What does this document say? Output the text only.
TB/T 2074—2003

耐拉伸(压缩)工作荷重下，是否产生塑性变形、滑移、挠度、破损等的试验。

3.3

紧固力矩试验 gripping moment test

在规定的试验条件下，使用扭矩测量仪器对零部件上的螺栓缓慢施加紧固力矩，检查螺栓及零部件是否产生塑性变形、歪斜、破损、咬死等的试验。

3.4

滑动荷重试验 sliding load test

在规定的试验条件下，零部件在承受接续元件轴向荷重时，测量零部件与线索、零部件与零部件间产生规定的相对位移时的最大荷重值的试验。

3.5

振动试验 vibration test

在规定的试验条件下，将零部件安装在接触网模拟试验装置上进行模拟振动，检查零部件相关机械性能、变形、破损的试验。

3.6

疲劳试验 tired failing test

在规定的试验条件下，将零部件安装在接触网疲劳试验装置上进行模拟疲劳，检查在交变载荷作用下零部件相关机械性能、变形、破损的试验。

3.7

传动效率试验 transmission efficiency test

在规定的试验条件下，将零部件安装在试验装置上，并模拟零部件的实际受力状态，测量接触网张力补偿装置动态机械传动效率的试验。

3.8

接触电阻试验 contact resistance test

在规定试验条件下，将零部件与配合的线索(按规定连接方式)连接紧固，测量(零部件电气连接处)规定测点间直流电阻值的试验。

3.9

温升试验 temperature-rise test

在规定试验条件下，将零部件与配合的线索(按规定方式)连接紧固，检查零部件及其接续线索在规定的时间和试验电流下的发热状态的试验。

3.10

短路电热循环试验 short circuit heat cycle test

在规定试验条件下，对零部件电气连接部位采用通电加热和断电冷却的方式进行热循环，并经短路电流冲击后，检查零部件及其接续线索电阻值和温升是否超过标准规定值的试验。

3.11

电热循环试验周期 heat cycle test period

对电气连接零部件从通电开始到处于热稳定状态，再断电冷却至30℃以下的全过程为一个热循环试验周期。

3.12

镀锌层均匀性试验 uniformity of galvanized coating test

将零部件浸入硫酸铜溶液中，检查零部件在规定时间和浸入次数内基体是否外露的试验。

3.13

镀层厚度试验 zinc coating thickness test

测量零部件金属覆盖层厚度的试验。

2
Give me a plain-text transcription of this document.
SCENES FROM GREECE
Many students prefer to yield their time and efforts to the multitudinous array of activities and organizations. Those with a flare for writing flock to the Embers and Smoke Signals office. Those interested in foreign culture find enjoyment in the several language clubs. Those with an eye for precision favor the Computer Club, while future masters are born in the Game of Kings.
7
·····
• [Problem details]
Repeat the lines above exactly.

• [Response to the exercise]
What does this document say? Output the text only.
TB/T 2074—2003

耐拉伸(压缩)工作荷重下，是否产生塑性变形、滑移、挠度、破损等的试验。

3.3

紧固力矩试验 gripping moment test

在规定的试验条件下，使用扭矩测量仪器对零部件上的螺栓缓慢施加紧固力矩，检查螺栓及零部件是否产生塑性变形、歪斜、破损、咬死等的试验。

3.4

滑动荷重试验 sliding load test

在规定的试验条件下，零部件在承受接续元件轴向荷重时，测量零部件与线索、零部件与零部件间产生规定的相对位移时的最大荷重值的试验。

3.5

振动试验 vibration test

在规定的试验条件下，将零部件安装在接触网模拟试验装置上进行模拟振动，检查零部件相关机械性能、变形、破损的试验。

3.6

疲劳试验 tired failing test

在规定的试验条件下，将零部件安装在接触网疲劳试验装置上进行模拟疲劳，检查在交变载荷作用下零部件相关机械性能、变形、破损的试验。

3.7

传动效率试验 transmission efficiency test

在规定的试验条件下，将零部件安装在试验装置上，并模拟零部件的实际受力状态，测量接触网张力补偿装置动态机械传动效率的试验。

3.8

接触电阻试验 contact resistance test

在规定试验条件下，将零部件与配合的线索(按规定连接方式)连接紧固，测量(零部件电气连接处)规定测点间直流电阻值的试验。

3.9

温升试验 temperature-rise test

在规定试验条件下，将零部件与配合的线索(按规定方式)连接紧固，检查零部件及其接续线索在规定的时间和试验电流下的发热状态的试验。

3.10

短路电热循环试验 short circuit heat cycle test

在规定试验条件下，对零部件电气连接部位采用通电加热和断电冷却的方式进行热循环，并经短路电流冲击后，检查零部件及其接续线索电阻值和温升是否超过标准规定值的试验。

3.11

电热循环试验周期 heat cycle test period

对电气连接零部件从通电开始到处于热稳定状态，再断电冷却至30℃以下的全过程为一个热循环试验周期。

3.12

镀锌层均匀性试验 uniformity of galvanized coating test

将零部件浸入硫酸铜溶液中，检查零部件在规定时间和浸入次数内基体是否外露的试验。

3.13

镀层厚度试验 zinc coating thickness test

测量零部件金属覆盖层厚度的试验。

2
Give me a plain-text transcription of this document.
SCENES FROM GREECE
Many students prefer to yield their time and efforts to the multitudinous array of activities and organizations. Those with a flare for writing flock to the Embers and Smoke Signals office. Those interested in foreign culture find enjoyment in the several language clubs. Those with an eye for precision favor the Computer Club, while future masters are born in the Game of Kings.
7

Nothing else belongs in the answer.